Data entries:
- - - - - - -
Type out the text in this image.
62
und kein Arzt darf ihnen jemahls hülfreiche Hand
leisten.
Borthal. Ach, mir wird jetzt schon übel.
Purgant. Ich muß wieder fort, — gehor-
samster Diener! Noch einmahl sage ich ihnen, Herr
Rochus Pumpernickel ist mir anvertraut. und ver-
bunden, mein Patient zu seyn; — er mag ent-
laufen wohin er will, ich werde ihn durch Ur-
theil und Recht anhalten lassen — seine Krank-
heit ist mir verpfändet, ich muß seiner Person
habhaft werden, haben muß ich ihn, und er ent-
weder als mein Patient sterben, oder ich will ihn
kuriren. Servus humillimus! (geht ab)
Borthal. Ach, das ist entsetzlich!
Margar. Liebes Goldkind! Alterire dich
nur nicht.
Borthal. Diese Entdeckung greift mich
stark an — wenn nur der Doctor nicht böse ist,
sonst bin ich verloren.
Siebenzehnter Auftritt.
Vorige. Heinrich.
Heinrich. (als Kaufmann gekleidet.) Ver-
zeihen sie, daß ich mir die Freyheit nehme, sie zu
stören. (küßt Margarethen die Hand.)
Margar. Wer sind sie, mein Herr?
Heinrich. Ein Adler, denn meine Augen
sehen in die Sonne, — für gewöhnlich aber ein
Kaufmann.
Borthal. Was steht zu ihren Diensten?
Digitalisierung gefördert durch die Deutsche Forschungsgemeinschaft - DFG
- - - - - - -
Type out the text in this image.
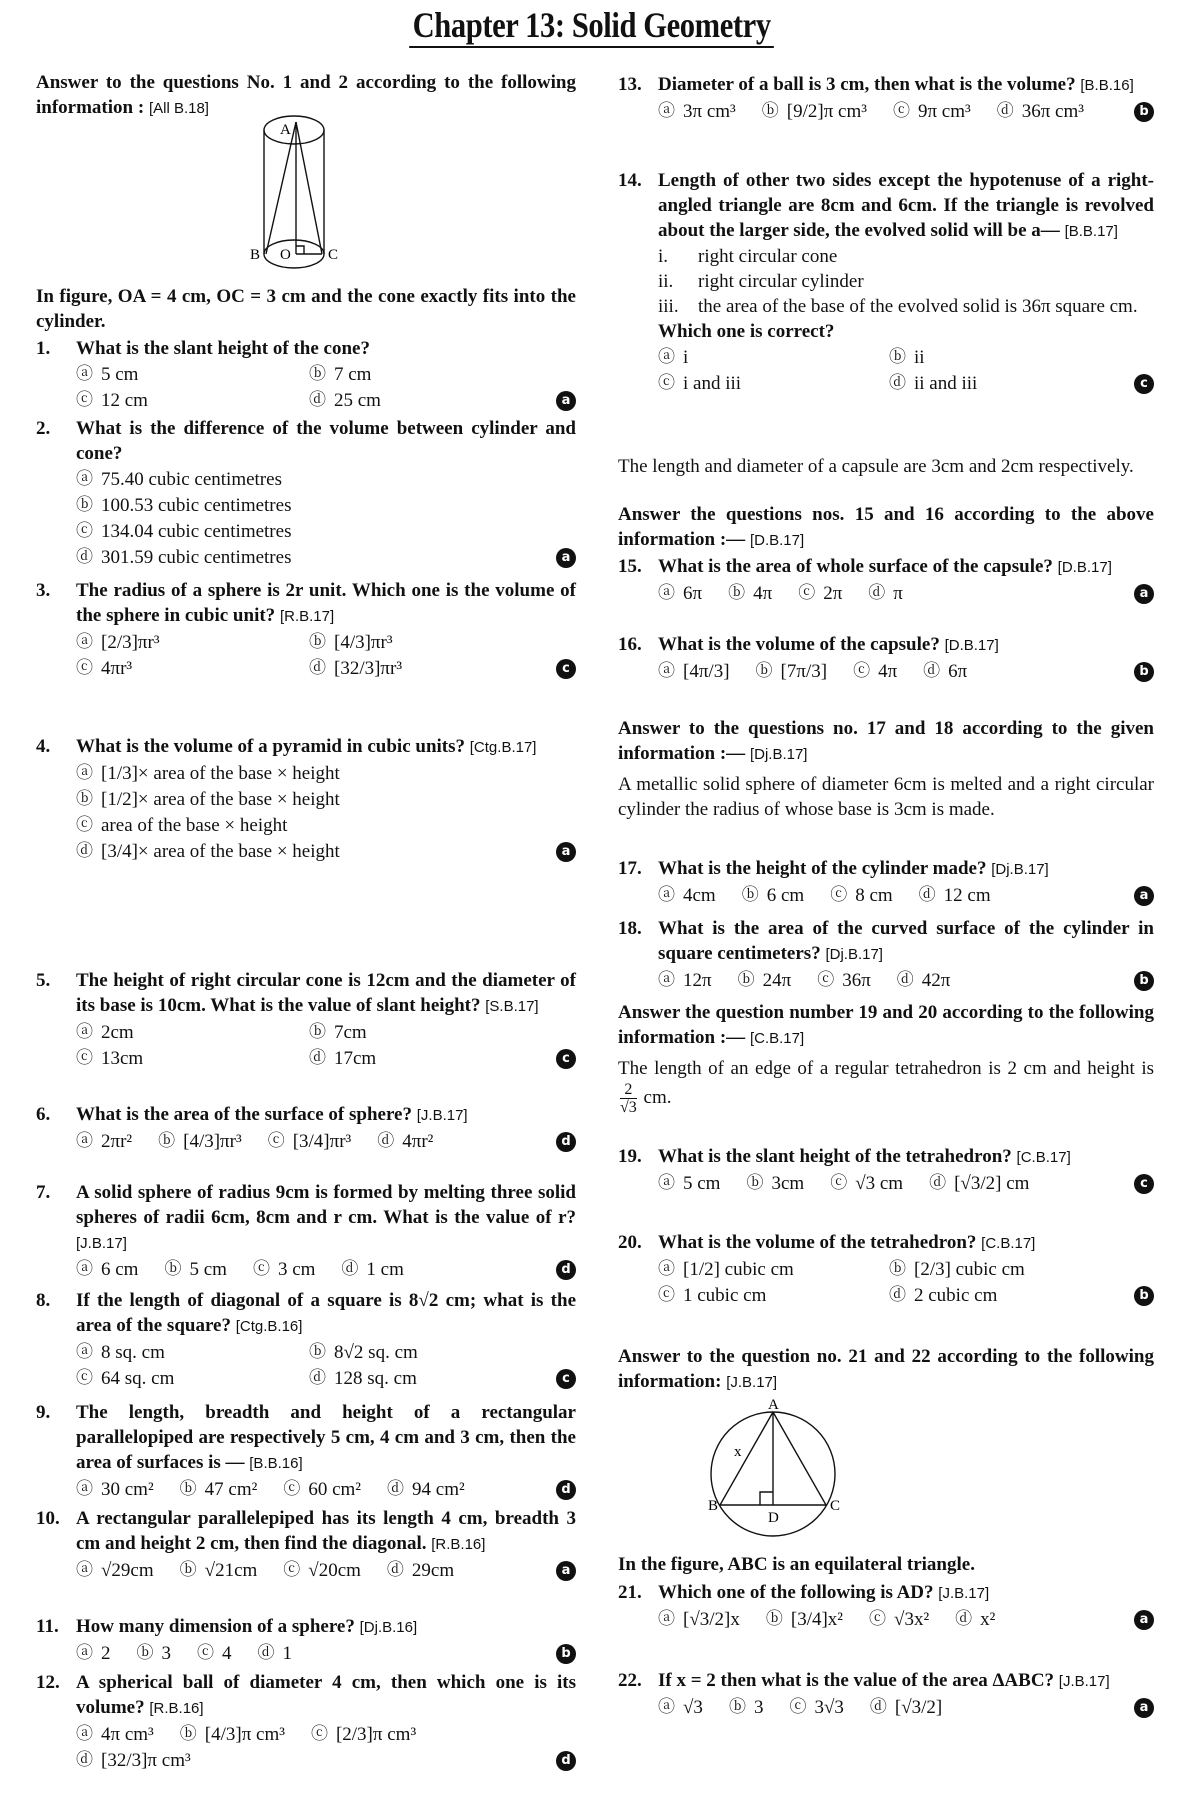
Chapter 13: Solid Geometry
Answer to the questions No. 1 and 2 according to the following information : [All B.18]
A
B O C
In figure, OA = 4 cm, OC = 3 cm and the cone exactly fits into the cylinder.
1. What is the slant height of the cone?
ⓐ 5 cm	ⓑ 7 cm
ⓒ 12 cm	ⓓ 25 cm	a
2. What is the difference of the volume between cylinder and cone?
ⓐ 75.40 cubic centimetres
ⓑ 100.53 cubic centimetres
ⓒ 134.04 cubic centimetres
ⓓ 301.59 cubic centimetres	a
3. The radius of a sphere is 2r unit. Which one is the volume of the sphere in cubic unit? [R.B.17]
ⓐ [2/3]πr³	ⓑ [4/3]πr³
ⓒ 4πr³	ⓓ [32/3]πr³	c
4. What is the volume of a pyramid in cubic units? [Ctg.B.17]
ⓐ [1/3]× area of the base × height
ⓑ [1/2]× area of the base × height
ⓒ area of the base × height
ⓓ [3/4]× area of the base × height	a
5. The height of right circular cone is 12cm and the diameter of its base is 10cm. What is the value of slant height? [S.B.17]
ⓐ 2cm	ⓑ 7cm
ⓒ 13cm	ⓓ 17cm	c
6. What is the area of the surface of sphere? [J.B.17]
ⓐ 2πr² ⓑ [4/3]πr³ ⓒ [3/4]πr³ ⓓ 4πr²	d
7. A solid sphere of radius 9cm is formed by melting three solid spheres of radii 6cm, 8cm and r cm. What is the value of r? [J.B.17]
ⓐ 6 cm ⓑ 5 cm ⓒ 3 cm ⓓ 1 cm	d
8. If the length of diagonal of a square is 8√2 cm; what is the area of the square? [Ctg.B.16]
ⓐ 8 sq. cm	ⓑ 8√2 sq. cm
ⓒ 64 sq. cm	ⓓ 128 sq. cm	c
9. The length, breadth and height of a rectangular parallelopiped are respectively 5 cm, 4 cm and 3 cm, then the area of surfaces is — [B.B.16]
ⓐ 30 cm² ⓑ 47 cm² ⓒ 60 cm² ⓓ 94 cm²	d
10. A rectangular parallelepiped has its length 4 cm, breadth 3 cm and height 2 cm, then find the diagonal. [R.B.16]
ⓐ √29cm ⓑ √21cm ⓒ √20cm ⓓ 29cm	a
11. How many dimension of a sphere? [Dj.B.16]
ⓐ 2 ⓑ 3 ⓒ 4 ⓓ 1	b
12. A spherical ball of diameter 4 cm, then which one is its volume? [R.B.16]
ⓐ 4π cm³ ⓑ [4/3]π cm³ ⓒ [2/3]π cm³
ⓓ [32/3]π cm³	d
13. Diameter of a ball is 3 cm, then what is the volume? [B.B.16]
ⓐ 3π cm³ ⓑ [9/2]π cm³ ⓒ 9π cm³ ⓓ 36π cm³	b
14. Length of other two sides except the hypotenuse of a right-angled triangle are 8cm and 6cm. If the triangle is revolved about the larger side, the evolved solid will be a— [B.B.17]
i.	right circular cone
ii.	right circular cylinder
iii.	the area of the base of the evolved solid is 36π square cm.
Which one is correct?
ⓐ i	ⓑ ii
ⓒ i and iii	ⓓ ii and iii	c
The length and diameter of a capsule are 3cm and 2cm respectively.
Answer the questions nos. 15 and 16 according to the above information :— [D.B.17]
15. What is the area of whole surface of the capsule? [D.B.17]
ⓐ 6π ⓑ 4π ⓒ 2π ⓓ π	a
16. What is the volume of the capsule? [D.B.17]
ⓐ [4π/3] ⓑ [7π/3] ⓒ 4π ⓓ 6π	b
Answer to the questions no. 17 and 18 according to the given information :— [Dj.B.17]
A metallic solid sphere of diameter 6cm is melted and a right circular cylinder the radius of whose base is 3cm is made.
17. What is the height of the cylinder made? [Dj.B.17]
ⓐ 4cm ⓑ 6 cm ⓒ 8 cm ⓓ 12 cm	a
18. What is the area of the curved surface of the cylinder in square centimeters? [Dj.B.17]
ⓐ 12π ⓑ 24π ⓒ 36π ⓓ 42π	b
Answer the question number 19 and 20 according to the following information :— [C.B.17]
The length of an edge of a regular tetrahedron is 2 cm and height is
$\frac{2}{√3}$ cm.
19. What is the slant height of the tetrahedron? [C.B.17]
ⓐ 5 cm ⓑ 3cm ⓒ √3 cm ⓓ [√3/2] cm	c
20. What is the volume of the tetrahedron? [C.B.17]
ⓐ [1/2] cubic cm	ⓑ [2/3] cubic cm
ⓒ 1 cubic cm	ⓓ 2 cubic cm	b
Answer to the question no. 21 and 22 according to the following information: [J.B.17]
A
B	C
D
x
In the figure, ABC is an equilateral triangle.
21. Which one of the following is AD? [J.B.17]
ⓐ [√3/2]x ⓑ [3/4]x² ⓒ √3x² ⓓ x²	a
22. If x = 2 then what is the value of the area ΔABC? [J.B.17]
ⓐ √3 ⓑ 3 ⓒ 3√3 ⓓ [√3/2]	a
- - - - - - -
* Goal *
Report only a number: how many lines in the material above contain the string "rectangular".

* Task output *
2